Each line of the material must be returned exactly.

START

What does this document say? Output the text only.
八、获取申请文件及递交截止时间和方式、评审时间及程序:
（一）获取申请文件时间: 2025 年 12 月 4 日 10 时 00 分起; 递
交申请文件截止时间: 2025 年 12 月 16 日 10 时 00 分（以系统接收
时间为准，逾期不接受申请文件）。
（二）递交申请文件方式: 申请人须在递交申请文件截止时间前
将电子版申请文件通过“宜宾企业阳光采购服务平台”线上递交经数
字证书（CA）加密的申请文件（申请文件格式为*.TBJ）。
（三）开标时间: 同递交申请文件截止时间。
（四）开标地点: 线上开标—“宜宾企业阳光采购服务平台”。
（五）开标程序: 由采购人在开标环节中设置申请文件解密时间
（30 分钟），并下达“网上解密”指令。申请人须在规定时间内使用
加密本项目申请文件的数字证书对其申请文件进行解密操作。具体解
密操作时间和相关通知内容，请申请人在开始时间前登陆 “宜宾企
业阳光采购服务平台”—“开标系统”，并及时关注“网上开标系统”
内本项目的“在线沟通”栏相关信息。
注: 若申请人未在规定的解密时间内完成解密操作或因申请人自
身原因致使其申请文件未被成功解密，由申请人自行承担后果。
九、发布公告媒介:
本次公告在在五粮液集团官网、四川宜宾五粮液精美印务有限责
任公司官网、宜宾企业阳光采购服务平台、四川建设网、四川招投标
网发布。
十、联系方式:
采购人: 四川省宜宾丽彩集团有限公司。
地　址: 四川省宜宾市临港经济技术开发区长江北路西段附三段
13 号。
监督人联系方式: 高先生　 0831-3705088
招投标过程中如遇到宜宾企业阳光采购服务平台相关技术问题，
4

END

Task response:
What does this document say? Output the text only.
八、获取申请文件及递交截止时间和方式、评审时间及程序:
（一）获取申请文件时间: 2025 年 12 月 4 日 10 时 00 分起; 递
交申请文件截止时间: 2025 年 12 月 16 日 10 时 00 分（以系统接收
时间为准，逾期不接受申请文件）。
（二）递交申请文件方式: 申请人须在递交申请文件截止时间前
将电子版申请文件通过“宜宾企业阳光采购服务平台”线上递交经数
字证书（CA）加密的申请文件（申请文件格式为*.TBJ）。
（三）开标时间: 同递交申请文件截止时间。
（四）开标地点: 线上开标—“宜宾企业阳光采购服务平台”。
（五）开标程序: 由采购人在开标环节中设置申请文件解密时间
（30 分钟），并下达“网上解密”指令。申请人须在规定时间内使用
加密本项目申请文件的数字证书对其申请文件进行解密操作。具体解
密操作时间和相关通知内容，请申请人在开始时间前登陆 “宜宾企
业阳光采购服务平台”—“开标系统”，并及时关注“网上开标系统”
内本项目的“在线沟通”栏相关信息。
注: 若申请人未在规定的解密时间内完成解密操作或因申请人自
身原因致使其申请文件未被成功解密，由申请人自行承担后果。
九、发布公告媒介:
本次公告在在五粮液集团官网、四川宜宾五粮液精美印务有限责
任公司官网、宜宾企业阳光采购服务平台、四川建设网、四川招投标
网发布。
十、联系方式:
采购人: 四川省宜宾丽彩集团有限公司。
地　址: 四川省宜宾市临港经济技术开发区长江北路西段附三段
13 号。
监督人联系方式: 高先生　 0831-3705088
招投标过程中如遇到宜宾企业阳光采购服务平台相关技术问题，
4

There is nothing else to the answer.